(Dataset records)
----

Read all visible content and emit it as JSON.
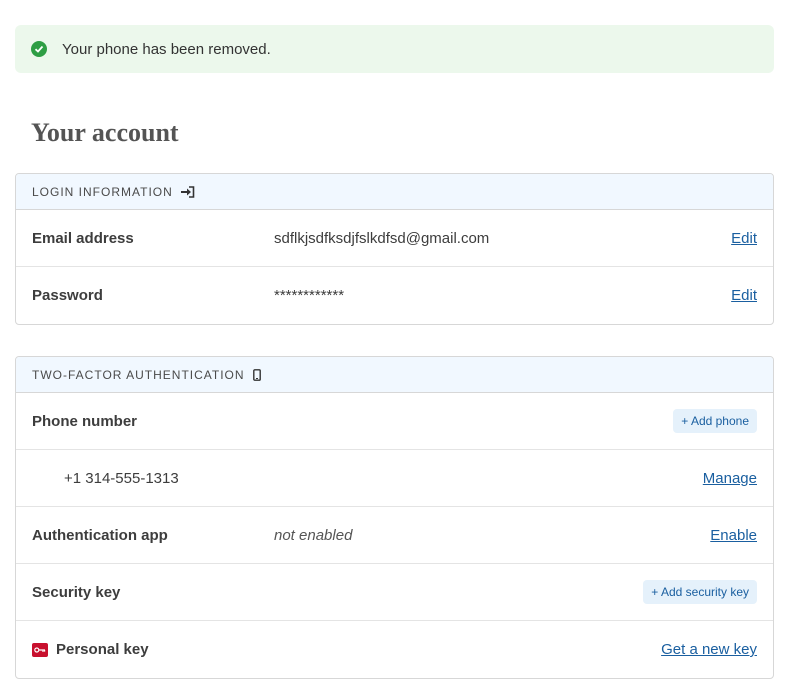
{
  "alert": {
    "message": "Your phone has been removed.",
    "icon": "check-circle-icon",
    "color": "#2e9e44"
  },
  "page": {
    "title": "Your account"
  },
  "login_section": {
    "header": "LOGIN INFORMATION",
    "header_icon": "sign-in-icon",
    "rows": [
      {
        "label": "Email address",
        "value": "sdflkjsdfksdjfslkdfsd@gmail.com",
        "action": "Edit"
      },
      {
        "label": "Password",
        "value": "************",
        "action": "Edit"
      }
    ]
  },
  "twofa_section": {
    "header": "TWO-FACTOR AUTHENTICATION",
    "header_icon": "mobile-phone-icon",
    "phone_label": "Phone number",
    "add_phone": "+ Add phone",
    "phone_value": "+1 314-555-1313",
    "manage": "Manage",
    "auth_app_label": "Authentication app",
    "auth_app_status": "not enabled",
    "enable": "Enable",
    "security_key_label": "Security key",
    "add_security_key": "+ Add security key",
    "personal_key_label": "Personal key",
    "personal_key_icon": "key-icon",
    "get_new_key": "Get a new key"
  },
  "colors": {
    "link": "#1a5fa0",
    "header_bg": "#f1f8ff",
    "alert_bg": "#ecf8ec",
    "key_red": "#c8102e"
  }
}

----

• [What to work on]
Reproduce the material above in full, exactly, with no images.

• [Expected output]
Read all visible content and emit it as JSON.
{
  "alert": {
    "message": "Your phone has been removed.",
    "icon": "check-circle-icon",
    "color": "#2e9e44"
  },
  "page": {
    "title": "Your account"
  },
  "login_section": {
    "header": "LOGIN INFORMATION",
    "header_icon": "sign-in-icon",
    "rows": [
      {
        "label": "Email address",
        "value": "sdflkjsdfksdjfslkdfsd@gmail.com",
        "action": "Edit"
      },
      {
        "label": "Password",
        "value": "************",
        "action": "Edit"
      }
    ]
  },
  "twofa_section": {
    "header": "TWO-FACTOR AUTHENTICATION",
    "header_icon": "mobile-phone-icon",
    "phone_label": "Phone number",
    "add_phone": "+ Add phone",
    "phone_value": "+1 314-555-1313",
    "manage": "Manage",
    "auth_app_label": "Authentication app",
    "auth_app_status": "not enabled",
    "enable": "Enable",
    "security_key_label": "Security key",
    "add_security_key": "+ Add security key",
    "personal_key_label": "Personal key",
    "personal_key_icon": "key-icon",
    "get_new_key": "Get a new key"
  },
  "colors": {
    "link": "#1a5fa0",
    "header_bg": "#f1f8ff",
    "alert_bg": "#ecf8ec",
    "key_red": "#c8102e"
  }
}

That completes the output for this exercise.